### [Work required]
Select from the records below every line that has the word "Managing" in it.

### [Items listed in a dataset]
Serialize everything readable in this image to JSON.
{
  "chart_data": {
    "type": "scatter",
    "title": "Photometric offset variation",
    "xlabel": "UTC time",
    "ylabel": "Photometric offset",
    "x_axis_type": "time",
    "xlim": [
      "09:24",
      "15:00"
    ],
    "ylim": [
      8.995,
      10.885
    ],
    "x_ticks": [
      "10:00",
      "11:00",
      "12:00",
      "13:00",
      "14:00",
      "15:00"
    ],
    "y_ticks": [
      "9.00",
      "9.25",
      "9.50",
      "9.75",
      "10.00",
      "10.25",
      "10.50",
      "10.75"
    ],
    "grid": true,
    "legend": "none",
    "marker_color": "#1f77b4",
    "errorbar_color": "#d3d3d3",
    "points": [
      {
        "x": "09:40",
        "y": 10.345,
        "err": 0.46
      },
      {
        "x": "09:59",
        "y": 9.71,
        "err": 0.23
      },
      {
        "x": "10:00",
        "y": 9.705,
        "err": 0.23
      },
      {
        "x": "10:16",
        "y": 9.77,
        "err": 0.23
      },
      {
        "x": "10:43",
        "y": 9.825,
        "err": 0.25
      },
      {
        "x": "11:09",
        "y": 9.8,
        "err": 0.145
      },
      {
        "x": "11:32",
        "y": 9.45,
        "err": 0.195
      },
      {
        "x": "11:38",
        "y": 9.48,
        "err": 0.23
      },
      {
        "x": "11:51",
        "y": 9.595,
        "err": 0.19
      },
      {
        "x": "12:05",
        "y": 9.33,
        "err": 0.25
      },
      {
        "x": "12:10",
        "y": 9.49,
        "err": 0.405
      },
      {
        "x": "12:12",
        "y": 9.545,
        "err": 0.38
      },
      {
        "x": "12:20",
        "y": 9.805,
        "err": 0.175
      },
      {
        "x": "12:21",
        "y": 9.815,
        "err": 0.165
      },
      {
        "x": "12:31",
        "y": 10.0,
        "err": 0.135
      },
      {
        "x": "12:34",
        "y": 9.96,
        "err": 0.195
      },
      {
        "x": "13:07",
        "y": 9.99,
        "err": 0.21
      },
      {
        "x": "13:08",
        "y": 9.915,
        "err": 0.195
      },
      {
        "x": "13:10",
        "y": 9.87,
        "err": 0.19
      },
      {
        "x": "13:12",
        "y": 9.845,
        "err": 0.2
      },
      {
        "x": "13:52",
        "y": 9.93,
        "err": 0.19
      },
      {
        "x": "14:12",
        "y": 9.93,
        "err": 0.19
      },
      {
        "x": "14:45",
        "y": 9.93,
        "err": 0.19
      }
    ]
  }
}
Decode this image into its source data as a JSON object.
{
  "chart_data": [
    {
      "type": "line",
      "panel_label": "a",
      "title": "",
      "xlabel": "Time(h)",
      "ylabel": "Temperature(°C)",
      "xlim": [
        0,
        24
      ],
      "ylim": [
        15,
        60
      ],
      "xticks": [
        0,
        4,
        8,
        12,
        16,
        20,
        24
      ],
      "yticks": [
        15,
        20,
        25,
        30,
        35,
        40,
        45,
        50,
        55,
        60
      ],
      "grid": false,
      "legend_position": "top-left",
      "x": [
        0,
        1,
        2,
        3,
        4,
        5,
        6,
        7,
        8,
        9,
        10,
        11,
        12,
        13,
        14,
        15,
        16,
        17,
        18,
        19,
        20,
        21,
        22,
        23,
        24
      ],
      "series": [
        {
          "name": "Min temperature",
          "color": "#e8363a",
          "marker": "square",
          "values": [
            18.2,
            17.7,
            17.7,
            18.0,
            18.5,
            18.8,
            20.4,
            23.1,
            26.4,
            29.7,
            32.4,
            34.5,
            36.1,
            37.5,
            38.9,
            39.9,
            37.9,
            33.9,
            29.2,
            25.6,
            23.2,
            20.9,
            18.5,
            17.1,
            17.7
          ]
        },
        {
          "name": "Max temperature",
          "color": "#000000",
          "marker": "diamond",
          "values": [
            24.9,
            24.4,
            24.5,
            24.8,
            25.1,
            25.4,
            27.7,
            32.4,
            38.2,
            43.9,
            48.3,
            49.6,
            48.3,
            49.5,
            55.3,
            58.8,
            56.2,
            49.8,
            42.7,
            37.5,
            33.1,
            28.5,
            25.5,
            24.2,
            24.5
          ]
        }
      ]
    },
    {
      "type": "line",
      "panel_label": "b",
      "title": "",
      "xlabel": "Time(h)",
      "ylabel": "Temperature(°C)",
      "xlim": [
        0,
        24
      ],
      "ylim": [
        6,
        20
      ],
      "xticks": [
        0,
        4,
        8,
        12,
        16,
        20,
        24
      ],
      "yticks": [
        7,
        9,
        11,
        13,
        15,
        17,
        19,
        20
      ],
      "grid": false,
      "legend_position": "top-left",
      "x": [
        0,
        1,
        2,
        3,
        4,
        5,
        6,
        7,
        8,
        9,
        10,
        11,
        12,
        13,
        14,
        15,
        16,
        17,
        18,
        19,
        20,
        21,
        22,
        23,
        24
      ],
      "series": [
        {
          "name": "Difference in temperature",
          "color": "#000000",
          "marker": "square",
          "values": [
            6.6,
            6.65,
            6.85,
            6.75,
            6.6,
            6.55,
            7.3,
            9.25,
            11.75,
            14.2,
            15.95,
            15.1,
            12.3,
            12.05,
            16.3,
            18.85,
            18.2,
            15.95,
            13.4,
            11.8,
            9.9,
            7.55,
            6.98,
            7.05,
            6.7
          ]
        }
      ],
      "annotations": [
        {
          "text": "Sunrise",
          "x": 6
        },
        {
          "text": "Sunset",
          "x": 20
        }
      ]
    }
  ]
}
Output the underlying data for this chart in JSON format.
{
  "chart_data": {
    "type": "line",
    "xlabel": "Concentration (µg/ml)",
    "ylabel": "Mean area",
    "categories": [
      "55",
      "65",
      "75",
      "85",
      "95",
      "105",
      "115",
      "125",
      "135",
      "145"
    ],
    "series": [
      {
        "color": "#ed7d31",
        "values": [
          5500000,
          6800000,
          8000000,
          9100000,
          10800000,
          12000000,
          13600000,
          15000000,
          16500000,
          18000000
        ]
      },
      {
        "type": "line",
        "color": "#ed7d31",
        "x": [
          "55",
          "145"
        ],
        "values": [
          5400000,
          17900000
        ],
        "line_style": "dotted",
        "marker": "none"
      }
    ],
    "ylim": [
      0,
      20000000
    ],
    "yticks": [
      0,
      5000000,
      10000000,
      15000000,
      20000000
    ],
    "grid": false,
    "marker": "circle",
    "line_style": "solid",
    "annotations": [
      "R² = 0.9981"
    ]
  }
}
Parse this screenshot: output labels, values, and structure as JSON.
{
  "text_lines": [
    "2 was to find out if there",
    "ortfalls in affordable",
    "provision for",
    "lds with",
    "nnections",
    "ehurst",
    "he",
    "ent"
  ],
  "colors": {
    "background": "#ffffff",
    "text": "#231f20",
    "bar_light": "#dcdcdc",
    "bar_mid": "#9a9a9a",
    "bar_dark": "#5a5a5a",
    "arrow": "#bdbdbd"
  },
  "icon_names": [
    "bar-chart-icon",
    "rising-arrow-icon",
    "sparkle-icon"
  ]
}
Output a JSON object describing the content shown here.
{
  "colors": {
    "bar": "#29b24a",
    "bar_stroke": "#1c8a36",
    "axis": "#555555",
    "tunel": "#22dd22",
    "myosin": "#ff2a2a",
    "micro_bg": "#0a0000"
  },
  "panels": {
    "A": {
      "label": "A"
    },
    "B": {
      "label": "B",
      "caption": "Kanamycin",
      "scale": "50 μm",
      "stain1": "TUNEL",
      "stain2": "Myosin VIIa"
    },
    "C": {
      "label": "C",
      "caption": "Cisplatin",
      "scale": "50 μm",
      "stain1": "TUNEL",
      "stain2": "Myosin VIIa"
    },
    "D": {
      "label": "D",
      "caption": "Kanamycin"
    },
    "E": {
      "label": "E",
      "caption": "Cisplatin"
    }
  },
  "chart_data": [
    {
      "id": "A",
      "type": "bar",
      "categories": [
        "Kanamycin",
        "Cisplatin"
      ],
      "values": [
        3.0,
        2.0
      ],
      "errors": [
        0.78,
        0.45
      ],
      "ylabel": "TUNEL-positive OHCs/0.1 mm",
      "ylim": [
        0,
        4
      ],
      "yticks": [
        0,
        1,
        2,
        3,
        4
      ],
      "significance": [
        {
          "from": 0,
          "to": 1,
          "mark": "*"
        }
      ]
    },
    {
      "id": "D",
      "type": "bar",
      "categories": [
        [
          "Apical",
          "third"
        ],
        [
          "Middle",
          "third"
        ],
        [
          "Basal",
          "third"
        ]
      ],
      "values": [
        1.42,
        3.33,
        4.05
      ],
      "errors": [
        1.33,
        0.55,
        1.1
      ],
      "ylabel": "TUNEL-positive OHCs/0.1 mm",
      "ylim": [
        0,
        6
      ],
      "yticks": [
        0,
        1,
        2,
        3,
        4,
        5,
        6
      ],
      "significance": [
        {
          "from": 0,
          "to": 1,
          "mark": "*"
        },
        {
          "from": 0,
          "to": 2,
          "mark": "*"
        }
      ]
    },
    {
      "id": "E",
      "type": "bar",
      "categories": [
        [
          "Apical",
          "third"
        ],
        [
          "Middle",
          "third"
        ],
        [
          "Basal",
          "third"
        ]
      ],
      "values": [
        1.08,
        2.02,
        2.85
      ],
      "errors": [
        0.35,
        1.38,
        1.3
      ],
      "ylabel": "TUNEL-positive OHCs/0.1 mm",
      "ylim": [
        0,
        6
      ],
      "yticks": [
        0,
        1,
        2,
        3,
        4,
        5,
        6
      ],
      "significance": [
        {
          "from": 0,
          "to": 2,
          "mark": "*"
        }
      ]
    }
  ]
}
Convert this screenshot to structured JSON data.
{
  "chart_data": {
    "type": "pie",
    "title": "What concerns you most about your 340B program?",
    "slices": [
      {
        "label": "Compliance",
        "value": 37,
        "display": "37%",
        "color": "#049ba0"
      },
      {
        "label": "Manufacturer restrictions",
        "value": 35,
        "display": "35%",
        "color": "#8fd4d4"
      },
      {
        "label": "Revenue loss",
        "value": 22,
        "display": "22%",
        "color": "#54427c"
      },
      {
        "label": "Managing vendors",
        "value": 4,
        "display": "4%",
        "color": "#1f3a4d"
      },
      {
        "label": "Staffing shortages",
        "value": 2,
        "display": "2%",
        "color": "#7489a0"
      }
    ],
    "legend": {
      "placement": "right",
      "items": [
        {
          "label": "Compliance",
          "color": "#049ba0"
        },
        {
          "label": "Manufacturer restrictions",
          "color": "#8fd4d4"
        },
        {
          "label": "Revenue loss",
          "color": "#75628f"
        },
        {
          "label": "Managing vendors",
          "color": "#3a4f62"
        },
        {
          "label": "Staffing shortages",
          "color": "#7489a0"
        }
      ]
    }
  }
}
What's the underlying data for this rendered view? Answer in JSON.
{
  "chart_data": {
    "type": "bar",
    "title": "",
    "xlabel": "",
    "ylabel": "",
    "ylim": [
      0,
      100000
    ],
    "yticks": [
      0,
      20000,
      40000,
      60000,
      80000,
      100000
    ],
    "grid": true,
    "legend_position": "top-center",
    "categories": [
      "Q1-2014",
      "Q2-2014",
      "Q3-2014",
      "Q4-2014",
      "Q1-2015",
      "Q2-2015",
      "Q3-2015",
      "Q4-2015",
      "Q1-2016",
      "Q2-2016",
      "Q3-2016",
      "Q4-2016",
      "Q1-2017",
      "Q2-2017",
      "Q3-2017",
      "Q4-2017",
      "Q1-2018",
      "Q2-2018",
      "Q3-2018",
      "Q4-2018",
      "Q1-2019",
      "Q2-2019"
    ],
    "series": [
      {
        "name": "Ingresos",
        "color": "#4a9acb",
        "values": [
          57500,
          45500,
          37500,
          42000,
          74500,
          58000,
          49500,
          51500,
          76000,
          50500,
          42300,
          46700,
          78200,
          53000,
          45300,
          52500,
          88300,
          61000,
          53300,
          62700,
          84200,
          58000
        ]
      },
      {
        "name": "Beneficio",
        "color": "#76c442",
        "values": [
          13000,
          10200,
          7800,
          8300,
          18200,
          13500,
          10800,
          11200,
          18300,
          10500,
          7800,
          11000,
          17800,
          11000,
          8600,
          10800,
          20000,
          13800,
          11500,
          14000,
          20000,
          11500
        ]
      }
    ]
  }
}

### [Response to this task]
        "label": "Managing vendors",
          "label": "Managing vendors",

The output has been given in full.